## START

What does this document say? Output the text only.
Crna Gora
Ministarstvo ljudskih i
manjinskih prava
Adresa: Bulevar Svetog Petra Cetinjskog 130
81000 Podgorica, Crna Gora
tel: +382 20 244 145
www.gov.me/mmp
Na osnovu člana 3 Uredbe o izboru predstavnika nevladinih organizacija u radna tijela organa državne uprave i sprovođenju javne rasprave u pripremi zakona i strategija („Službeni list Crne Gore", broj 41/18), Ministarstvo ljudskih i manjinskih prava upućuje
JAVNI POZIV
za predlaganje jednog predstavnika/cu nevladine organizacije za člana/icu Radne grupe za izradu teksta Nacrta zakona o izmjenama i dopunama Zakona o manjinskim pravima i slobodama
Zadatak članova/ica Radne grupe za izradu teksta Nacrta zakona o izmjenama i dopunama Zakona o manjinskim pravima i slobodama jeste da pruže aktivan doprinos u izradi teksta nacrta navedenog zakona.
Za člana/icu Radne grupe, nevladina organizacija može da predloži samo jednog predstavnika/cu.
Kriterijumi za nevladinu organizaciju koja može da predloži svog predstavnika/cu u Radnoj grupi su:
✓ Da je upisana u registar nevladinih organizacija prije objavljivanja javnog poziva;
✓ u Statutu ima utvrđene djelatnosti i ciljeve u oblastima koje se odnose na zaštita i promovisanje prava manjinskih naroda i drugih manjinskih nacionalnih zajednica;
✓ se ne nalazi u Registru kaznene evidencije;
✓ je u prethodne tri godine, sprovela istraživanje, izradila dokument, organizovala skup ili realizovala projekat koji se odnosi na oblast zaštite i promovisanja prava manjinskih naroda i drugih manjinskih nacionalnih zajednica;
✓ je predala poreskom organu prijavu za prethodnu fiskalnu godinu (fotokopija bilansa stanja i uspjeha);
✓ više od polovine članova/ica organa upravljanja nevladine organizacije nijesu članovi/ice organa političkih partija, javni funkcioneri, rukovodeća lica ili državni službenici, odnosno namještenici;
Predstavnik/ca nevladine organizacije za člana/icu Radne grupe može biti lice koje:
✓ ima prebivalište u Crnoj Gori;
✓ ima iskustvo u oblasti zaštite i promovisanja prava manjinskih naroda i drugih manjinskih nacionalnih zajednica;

## END

## Directions for this task
Count how many lines of the material hold the string "slobodama". Give the number and nothing more.

## Written response
2